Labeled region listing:
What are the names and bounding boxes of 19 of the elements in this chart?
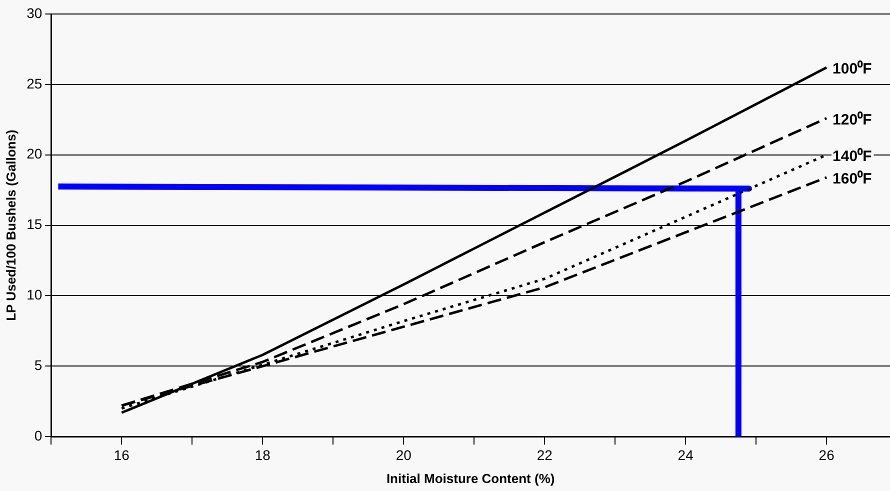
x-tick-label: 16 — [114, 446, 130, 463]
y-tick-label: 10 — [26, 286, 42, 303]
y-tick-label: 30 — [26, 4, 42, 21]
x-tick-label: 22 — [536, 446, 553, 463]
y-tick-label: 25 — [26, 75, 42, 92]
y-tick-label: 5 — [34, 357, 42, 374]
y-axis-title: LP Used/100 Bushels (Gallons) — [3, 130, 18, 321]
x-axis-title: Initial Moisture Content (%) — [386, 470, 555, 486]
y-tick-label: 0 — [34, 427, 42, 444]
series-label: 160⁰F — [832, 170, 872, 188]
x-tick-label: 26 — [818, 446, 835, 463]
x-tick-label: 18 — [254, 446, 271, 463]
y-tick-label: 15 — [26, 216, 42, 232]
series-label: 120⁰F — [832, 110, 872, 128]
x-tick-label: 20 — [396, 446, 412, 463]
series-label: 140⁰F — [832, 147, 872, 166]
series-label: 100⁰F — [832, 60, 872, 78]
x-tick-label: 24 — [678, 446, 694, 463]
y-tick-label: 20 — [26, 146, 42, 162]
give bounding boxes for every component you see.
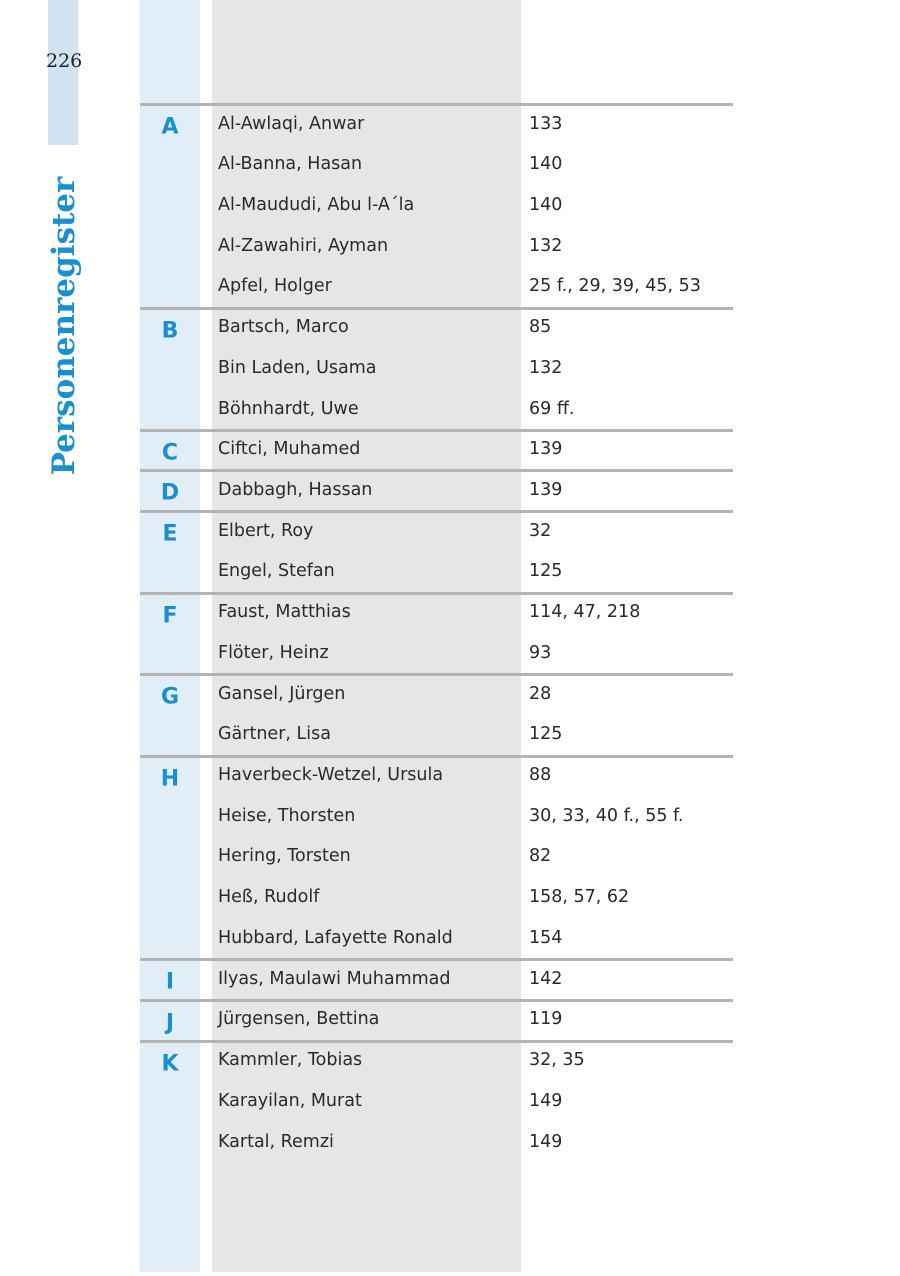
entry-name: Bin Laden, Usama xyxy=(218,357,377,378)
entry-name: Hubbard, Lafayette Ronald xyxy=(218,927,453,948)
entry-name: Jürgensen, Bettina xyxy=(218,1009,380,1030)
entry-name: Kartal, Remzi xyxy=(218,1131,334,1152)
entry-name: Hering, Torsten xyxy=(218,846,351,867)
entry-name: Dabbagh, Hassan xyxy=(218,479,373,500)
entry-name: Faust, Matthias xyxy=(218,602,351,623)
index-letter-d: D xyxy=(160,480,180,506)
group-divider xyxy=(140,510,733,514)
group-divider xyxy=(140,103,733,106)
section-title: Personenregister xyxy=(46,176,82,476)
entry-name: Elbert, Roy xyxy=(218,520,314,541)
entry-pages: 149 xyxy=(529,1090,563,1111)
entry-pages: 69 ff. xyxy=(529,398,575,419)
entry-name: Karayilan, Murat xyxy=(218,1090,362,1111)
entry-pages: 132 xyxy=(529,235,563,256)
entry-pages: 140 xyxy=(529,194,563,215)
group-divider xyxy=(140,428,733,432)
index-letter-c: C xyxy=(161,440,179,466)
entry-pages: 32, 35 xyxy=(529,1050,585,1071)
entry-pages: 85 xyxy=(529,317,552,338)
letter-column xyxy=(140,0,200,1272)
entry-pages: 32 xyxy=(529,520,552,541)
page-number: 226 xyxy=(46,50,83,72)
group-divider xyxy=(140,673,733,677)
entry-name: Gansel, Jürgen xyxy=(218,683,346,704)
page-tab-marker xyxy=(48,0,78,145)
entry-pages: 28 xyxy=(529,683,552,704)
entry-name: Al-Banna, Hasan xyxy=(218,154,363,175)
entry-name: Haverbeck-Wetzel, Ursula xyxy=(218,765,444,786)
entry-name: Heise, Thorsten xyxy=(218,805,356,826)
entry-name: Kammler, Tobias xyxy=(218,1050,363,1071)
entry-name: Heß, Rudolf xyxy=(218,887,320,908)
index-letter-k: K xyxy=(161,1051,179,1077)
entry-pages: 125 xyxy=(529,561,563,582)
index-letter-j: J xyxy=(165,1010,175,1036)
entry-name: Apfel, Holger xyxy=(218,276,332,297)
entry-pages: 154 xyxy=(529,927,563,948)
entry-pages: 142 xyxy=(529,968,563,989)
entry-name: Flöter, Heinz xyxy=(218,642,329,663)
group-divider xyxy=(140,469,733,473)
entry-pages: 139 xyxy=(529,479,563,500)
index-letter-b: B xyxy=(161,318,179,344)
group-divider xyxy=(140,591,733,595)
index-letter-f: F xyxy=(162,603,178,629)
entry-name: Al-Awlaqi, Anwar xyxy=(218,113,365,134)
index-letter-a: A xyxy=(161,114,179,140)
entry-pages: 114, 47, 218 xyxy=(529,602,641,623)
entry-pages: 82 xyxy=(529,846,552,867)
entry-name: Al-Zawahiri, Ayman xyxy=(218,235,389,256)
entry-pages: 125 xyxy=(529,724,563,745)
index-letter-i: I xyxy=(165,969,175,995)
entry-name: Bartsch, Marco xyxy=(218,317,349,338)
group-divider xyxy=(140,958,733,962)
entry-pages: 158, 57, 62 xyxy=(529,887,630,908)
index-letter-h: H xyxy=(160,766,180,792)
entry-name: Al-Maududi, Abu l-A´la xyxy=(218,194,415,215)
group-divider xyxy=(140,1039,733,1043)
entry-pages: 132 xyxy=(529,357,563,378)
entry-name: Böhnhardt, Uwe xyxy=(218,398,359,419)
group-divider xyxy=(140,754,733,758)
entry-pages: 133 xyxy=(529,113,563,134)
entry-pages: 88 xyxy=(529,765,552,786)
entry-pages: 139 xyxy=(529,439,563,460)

Task to complete: Please reproduce the listing above with "separator-line" substituted for every "group-divider" and everything else unchanged. Leave out the pictures.

Complete answer:
What are the names and bounding boxes of 19 of the elements in this chart?
x-tick-label: 16 — [114, 446, 130, 463]
y-tick-label: 10 — [26, 286, 42, 303]
y-tick-label: 30 — [26, 4, 42, 21]
x-tick-label: 22 — [536, 446, 553, 463]
y-tick-label: 25 — [26, 75, 42, 92]
y-tick-label: 5 — [34, 357, 42, 374]
y-axis-title: LP Used/100 Bushels (Gallons) — [3, 130, 18, 321]
x-axis-title: Initial Moisture Content (%) — [386, 470, 555, 486]
y-tick-label: 0 — [34, 427, 42, 444]
series-label: 160⁰F — [832, 170, 872, 188]
x-tick-label: 26 — [818, 446, 835, 463]
x-tick-label: 18 — [254, 446, 271, 463]
y-tick-label: 15 — [26, 216, 42, 232]
series-label: 120⁰F — [832, 110, 872, 128]
x-tick-label: 20 — [396, 446, 412, 463]
series-label: 140⁰F — [832, 147, 872, 166]
series-label: 100⁰F — [832, 60, 872, 78]
x-tick-label: 24 — [678, 446, 694, 463]
y-tick-label: 20 — [26, 146, 42, 162]
give bounding boxes for every component you see.
entry-name: Bin Laden, Usama xyxy=(218,357,377,378)
entry-name: Hubbard, Lafayette Ronald xyxy=(218,927,453,948)
entry-name: Jürgensen, Bettina xyxy=(218,1009,380,1030)
entry-name: Kartal, Remzi xyxy=(218,1131,334,1152)
entry-name: Hering, Torsten xyxy=(218,846,351,867)
entry-name: Dabbagh, Hassan xyxy=(218,479,373,500)
entry-name: Faust, Matthias xyxy=(218,602,351,623)
index-letter-d: D xyxy=(160,480,180,506)
separator-line xyxy=(140,510,733,514)
separator-line xyxy=(140,103,733,106)
section-title: Personenregister xyxy=(46,176,82,476)
entry-name: Elbert, Roy xyxy=(218,520,314,541)
entry-pages: 149 xyxy=(529,1090,563,1111)
entry-pages: 69 ff. xyxy=(529,398,575,419)
entry-name: Karayilan, Murat xyxy=(218,1090,362,1111)
entry-pages: 132 xyxy=(529,235,563,256)
entry-pages: 140 xyxy=(529,194,563,215)
separator-line xyxy=(140,428,733,432)
index-letter-c: C xyxy=(161,440,179,466)
entry-pages: 32, 35 xyxy=(529,1050,585,1071)
entry-pages: 85 xyxy=(529,317,552,338)
letter-column xyxy=(140,0,200,1272)
entry-pages: 32 xyxy=(529,520,552,541)
page-number: 226 xyxy=(46,50,83,72)
separator-line xyxy=(140,673,733,677)
entry-name: Gansel, Jürgen xyxy=(218,683,346,704)
page-tab-marker xyxy=(48,0,78,145)
entry-pages: 28 xyxy=(529,683,552,704)
entry-name: Al-Banna, Hasan xyxy=(218,154,363,175)
entry-name: Haverbeck-Wetzel, Ursula xyxy=(218,765,444,786)
entry-name: Heise, Thorsten xyxy=(218,805,356,826)
entry-name: Kammler, Tobias xyxy=(218,1050,363,1071)
entry-name: Heß, Rudolf xyxy=(218,887,320,908)
index-letter-k: K xyxy=(161,1051,179,1077)
entry-pages: 125 xyxy=(529,561,563,582)
index-letter-j: J xyxy=(165,1010,175,1036)
entry-name: Apfel, Holger xyxy=(218,276,332,297)
entry-pages: 154 xyxy=(529,927,563,948)
entry-pages: 142 xyxy=(529,968,563,989)
entry-name: Flöter, Heinz xyxy=(218,642,329,663)
separator-line xyxy=(140,469,733,473)
entry-pages: 139 xyxy=(529,479,563,500)
index-letter-b: B xyxy=(161,318,179,344)
separator-line xyxy=(140,591,733,595)
index-letter-f: F xyxy=(162,603,178,629)
entry-name: Al-Awlaqi, Anwar xyxy=(218,113,365,134)
index-letter-a: A xyxy=(161,114,179,140)
entry-pages: 114, 47, 218 xyxy=(529,602,641,623)
entry-pages: 82 xyxy=(529,846,552,867)
entry-name: Al-Zawahiri, Ayman xyxy=(218,235,389,256)
entry-pages: 125 xyxy=(529,724,563,745)
index-letter-i: I xyxy=(165,969,175,995)
entry-name: Bartsch, Marco xyxy=(218,317,349,338)
separator-line xyxy=(140,958,733,962)
entry-pages: 158, 57, 62 xyxy=(529,887,630,908)
index-letter-h: H xyxy=(160,766,180,792)
entry-name: Al-Maududi, Abu l-A´la xyxy=(218,194,415,215)
separator-line xyxy=(140,1039,733,1043)
entry-pages: 132 xyxy=(529,357,563,378)
entry-name: Böhnhardt, Uwe xyxy=(218,398,359,419)
separator-line xyxy=(140,754,733,758)
entry-pages: 133 xyxy=(529,113,563,134)
entry-pages: 88 xyxy=(529,765,552,786)
entry-pages: 139 xyxy=(529,439,563,460)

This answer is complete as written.